Una delle battaglie su cui siamo impegnati nel Pcch (Partido Comunista Chileno) del mio quartiere è la lotta alla crescente prepotenza dell’industria immobiliare, alimentata da una bolla speculativa che fa malissimo all’economia del paese. Sono frequenti colpi bassi dei comuni, tipo passaggi dei piani regolatori cancellati o modificati. Dall’altra parte il Pcch conta sull’unità delle organizzazioni di base contro questi comportamenti.
Ma in Cile esistono sempre due verità. La destra ci racconta che la domanda di abitazioni sta aumentando esponenzialmente. Grazie anche, o forse soprattutto, all’arrivo di molti immigrati, in particolare dalla povera Haiti. La TV parla della deplorevole nascita di miniappartamenti, con letti calati dalle pareti. Delle “poblaciones” e dei ghetti verticali in Cile, abbiamo già parlato su questo giornale. A volte – ultimamente sempre meno per fortuna – questo discorso prende piede anche tra le persone comuni.
I dati, invece, ci raccontano un’altra storia (i grafici sono una elaborazione propria di dati INE di quest’anno e degli ultimi censimenti). La popolazione aumenta, ma il ritmo della speculazione immobiliare va più forte. Nei primi due grafici si vede l’aumento della popolazione e delle unità abitative nella capitale, Santiago.

---*---

▶ Obiettivo indicato A
Rispondi in base al brano sulla speculazione immobiliare in Cile:
(i) Contro che cosa si batte il Pcch del quartiere?
(ii) Da quale paese arrivano in particolare molti immigrati, secondo il discorso della destra?
(iii) Quale città riguardano i primi due grafici?

---*---

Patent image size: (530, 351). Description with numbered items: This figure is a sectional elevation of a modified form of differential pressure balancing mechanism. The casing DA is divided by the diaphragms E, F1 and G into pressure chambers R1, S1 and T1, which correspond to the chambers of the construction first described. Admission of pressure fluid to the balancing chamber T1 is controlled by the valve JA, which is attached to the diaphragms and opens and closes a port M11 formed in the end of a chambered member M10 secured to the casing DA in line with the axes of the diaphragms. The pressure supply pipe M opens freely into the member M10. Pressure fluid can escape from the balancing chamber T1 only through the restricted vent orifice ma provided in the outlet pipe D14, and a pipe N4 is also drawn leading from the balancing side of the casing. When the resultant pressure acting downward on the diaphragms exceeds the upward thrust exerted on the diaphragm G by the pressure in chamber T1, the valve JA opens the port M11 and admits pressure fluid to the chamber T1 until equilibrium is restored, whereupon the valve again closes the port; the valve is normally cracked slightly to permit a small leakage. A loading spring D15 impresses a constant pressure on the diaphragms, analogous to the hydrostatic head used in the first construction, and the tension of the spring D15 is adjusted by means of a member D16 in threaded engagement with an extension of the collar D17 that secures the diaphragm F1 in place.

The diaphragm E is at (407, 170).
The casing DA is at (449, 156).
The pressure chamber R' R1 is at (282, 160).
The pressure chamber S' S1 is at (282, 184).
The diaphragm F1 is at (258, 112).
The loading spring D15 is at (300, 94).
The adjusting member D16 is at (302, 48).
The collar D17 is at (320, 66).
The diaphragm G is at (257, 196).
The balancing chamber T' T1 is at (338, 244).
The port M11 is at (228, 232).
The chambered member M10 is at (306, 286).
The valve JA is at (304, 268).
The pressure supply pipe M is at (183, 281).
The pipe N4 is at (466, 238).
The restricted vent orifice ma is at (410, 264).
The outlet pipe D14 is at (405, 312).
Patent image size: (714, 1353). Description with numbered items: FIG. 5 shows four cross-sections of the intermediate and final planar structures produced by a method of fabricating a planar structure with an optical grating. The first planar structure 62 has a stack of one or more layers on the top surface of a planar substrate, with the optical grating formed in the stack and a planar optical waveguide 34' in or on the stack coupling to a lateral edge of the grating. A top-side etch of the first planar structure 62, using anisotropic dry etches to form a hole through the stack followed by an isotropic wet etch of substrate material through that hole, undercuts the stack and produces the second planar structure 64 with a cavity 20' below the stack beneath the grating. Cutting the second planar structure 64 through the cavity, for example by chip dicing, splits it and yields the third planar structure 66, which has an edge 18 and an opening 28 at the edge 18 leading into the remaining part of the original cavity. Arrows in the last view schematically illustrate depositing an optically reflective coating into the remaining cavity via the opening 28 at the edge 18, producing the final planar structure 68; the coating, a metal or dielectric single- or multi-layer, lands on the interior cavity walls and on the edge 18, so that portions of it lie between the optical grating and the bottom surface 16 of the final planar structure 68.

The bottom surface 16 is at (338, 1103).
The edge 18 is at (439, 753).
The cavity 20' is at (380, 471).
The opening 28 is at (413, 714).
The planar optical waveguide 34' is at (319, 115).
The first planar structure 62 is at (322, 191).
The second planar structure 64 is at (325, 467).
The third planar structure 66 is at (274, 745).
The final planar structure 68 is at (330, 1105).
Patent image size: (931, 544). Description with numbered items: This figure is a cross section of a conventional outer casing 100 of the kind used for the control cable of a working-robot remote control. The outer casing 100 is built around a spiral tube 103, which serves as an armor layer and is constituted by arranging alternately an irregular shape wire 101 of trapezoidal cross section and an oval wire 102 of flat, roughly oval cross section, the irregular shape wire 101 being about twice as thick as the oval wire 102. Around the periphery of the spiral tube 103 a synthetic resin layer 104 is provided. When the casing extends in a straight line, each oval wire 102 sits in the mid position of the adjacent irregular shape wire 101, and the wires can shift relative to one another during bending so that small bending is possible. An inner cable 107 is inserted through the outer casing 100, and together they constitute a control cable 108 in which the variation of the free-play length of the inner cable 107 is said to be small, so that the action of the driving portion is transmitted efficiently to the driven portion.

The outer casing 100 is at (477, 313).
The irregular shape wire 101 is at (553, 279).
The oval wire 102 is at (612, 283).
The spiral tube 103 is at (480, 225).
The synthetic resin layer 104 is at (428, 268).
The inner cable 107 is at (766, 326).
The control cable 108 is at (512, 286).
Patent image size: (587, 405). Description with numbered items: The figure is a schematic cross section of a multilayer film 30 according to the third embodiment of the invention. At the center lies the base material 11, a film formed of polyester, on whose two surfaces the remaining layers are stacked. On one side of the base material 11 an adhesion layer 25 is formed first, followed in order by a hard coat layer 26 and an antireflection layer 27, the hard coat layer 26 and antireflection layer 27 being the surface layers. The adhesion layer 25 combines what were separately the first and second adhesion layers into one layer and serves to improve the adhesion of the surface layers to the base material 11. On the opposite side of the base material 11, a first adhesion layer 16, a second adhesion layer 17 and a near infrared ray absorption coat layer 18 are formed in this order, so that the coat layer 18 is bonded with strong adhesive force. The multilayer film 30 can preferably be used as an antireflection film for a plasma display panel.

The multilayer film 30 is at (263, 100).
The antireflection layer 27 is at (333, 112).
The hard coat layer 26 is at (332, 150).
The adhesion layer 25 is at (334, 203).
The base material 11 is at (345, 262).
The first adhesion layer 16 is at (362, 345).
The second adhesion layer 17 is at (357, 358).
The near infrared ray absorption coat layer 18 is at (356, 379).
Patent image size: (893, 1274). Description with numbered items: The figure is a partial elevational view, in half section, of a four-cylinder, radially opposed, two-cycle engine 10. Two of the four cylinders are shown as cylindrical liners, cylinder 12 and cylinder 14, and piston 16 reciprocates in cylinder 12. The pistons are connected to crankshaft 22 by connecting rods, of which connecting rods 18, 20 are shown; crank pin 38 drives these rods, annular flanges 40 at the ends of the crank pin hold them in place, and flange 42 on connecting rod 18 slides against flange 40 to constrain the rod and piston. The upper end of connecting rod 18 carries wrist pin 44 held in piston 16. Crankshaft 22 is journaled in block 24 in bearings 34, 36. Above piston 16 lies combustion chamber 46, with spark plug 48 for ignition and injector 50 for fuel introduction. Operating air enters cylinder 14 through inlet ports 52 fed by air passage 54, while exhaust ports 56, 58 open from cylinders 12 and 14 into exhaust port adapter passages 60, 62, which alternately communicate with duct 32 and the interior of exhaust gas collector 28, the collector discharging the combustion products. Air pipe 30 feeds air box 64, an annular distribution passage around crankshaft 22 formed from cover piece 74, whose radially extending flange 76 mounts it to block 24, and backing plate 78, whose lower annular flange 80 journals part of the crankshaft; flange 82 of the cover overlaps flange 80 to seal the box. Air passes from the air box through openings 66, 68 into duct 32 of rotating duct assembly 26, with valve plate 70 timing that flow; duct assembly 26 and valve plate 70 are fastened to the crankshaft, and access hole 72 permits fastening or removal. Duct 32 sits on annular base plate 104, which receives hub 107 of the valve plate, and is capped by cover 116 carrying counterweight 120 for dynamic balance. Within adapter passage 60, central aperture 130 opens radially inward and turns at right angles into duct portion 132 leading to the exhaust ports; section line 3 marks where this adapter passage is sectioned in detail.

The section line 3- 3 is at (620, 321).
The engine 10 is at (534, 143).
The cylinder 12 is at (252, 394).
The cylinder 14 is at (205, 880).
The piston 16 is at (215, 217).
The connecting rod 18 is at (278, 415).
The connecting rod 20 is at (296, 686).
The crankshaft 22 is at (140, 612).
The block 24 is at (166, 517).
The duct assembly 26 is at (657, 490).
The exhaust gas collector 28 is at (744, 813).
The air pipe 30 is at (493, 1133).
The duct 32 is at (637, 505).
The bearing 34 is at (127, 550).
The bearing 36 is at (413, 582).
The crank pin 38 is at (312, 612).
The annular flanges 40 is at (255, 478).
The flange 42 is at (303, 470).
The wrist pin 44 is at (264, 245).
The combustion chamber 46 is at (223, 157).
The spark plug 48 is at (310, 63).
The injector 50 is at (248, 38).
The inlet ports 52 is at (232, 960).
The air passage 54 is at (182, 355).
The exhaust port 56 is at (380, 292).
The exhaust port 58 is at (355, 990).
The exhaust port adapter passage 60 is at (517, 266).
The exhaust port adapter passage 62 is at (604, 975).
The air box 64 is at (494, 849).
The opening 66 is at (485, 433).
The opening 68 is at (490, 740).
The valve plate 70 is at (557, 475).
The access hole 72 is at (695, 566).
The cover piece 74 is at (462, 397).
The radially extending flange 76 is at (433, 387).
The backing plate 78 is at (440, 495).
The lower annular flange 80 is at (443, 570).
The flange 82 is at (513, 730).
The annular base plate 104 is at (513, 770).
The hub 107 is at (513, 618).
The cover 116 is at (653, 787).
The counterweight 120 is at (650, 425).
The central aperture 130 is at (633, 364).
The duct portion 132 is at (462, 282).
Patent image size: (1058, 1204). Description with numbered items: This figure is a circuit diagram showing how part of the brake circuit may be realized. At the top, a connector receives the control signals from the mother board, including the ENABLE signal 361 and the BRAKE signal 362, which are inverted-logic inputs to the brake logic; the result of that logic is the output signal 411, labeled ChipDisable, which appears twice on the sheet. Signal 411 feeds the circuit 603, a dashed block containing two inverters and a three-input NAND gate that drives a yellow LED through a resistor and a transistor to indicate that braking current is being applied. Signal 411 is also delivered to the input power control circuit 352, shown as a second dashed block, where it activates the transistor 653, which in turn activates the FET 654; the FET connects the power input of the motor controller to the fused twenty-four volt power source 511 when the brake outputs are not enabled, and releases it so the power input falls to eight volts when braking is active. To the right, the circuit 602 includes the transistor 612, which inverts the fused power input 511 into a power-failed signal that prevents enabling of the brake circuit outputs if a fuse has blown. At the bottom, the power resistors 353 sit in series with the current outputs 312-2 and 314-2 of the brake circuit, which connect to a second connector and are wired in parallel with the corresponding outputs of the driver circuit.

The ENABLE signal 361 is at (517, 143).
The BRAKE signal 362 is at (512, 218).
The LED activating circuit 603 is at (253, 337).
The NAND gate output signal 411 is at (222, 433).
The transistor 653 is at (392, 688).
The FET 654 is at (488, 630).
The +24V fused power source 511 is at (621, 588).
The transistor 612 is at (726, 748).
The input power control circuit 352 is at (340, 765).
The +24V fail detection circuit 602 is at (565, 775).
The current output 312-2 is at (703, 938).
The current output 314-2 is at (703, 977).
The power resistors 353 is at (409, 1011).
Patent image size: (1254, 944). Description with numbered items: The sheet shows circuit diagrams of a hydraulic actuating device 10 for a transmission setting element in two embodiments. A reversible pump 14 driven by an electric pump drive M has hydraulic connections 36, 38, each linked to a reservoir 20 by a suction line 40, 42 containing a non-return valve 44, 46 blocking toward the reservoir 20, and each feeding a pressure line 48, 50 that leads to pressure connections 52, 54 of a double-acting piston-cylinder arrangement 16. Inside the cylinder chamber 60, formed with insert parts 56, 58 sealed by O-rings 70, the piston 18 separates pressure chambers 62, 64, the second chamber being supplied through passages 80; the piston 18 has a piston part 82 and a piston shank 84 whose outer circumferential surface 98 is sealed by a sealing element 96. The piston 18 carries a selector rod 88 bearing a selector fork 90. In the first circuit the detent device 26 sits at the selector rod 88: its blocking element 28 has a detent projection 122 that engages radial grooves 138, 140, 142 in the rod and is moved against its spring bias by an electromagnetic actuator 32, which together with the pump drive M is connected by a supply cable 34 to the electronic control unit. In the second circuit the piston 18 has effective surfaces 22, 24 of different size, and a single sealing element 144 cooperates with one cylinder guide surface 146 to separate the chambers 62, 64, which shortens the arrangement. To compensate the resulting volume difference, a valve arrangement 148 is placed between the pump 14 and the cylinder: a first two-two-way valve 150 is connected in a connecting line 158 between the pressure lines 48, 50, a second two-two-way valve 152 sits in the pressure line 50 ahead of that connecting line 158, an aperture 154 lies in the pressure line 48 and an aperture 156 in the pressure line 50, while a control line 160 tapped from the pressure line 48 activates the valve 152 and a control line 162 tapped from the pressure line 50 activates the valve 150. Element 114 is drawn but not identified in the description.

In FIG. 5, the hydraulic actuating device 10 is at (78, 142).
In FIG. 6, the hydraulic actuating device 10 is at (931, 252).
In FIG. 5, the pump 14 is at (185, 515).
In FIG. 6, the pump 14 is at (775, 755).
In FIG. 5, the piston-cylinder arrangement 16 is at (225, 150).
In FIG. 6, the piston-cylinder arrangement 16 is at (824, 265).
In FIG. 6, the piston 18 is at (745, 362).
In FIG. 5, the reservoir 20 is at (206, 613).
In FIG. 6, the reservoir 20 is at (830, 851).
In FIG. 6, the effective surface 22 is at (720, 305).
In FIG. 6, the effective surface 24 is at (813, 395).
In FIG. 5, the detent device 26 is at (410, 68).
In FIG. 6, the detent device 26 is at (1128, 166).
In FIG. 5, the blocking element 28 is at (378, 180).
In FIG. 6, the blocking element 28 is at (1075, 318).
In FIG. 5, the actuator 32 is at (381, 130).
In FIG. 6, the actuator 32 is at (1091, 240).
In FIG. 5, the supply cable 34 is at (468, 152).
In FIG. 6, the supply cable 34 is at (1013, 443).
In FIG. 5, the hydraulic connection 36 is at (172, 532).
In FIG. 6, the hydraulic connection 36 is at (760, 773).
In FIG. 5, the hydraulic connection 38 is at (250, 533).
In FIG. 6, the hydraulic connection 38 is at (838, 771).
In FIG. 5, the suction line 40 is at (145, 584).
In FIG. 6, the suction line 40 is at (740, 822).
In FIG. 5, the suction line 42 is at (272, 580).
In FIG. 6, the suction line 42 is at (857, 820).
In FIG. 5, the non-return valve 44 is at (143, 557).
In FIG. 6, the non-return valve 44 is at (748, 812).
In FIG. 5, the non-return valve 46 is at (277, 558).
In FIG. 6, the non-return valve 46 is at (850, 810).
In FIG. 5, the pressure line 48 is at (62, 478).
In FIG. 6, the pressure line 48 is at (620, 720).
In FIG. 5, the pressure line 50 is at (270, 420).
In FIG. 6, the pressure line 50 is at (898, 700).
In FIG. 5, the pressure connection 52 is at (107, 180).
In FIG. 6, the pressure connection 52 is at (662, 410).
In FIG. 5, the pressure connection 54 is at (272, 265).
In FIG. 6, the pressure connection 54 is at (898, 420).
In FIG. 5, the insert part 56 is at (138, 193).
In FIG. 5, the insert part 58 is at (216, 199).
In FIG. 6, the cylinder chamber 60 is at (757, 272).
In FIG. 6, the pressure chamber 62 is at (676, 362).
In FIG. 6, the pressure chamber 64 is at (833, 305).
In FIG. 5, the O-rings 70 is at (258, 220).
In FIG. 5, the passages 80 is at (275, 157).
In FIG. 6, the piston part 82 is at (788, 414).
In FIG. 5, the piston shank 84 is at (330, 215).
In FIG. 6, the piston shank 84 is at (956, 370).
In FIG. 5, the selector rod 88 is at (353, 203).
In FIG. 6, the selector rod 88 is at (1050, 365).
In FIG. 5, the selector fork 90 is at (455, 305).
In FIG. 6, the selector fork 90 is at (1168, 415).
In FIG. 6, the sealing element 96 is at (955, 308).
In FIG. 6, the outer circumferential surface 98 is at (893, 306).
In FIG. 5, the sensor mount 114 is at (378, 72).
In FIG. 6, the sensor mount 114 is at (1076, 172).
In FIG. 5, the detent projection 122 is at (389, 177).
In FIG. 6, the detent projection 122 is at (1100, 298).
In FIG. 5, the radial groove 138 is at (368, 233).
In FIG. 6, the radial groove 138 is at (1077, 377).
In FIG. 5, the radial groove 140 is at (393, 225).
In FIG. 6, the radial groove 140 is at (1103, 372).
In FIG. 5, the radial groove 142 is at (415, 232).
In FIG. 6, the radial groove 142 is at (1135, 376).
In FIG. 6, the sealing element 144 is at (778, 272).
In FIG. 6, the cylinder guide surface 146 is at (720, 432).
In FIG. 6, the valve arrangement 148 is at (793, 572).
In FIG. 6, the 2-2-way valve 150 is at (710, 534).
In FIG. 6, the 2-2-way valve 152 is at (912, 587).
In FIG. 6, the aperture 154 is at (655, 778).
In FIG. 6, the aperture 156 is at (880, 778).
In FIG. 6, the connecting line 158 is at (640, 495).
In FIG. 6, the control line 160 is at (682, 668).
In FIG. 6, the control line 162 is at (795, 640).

---*---

▶ Obiettivo indicato B
Nelle voci, partendo dalla riga che contiene "Patent image size: (931, 544)." e arrivando a quella che contiene "The control cable 108 is at (512, 286).", entrambe comprese, sostituisci "conventional" con "standard" senza cambiare nient'altro. Riporta soltanto queste righe.

▶ Risultato completo A
(i) Contro la crescente prepotenza dell'industria immobiliare.
(ii) Da Haiti.
(iii) Santiago, la capitale.

▶ Risultato completo B
Patent image size: (931, 544). Description with numbered items: This figure is a cross section of a standard outer casing 100 of the kind used for the control cable of a working-robot remote control. The outer casing 100 is built around a spiral tube 103, which serves as an armor layer and is constituted by arranging alternately an irregular shape wire 101 of trapezoidal cross section and an oval wire 102 of flat, roughly oval cross section, the irregular shape wire 101 being about twice as thick as the oval wire 102. Around the periphery of the spiral tube 103 a synthetic resin layer 104 is provided. When the casing extends in a straight line, each oval wire 102 sits in the mid position of the adjacent irregular shape wire 101, and the wires can shift relative to one another during bending so that small bending is possible. An inner cable 107 is inserted through the outer casing 100, and together they constitute a control cable 108 in which the variation of the free-play length of the inner cable 107 is said to be small, so that the action of the driving portion is transmitted efficiently to the driven portion.

The outer casing 100 is at (477, 313).
The irregular shape wire 101 is at (553, 279).
The oval wire 102 is at (612, 283).
The spiral tube 103 is at (480, 225).
The synthetic resin layer 104 is at (428, 268).
The inner cable 107 is at (766, 326).
The control cable 108 is at (512, 286).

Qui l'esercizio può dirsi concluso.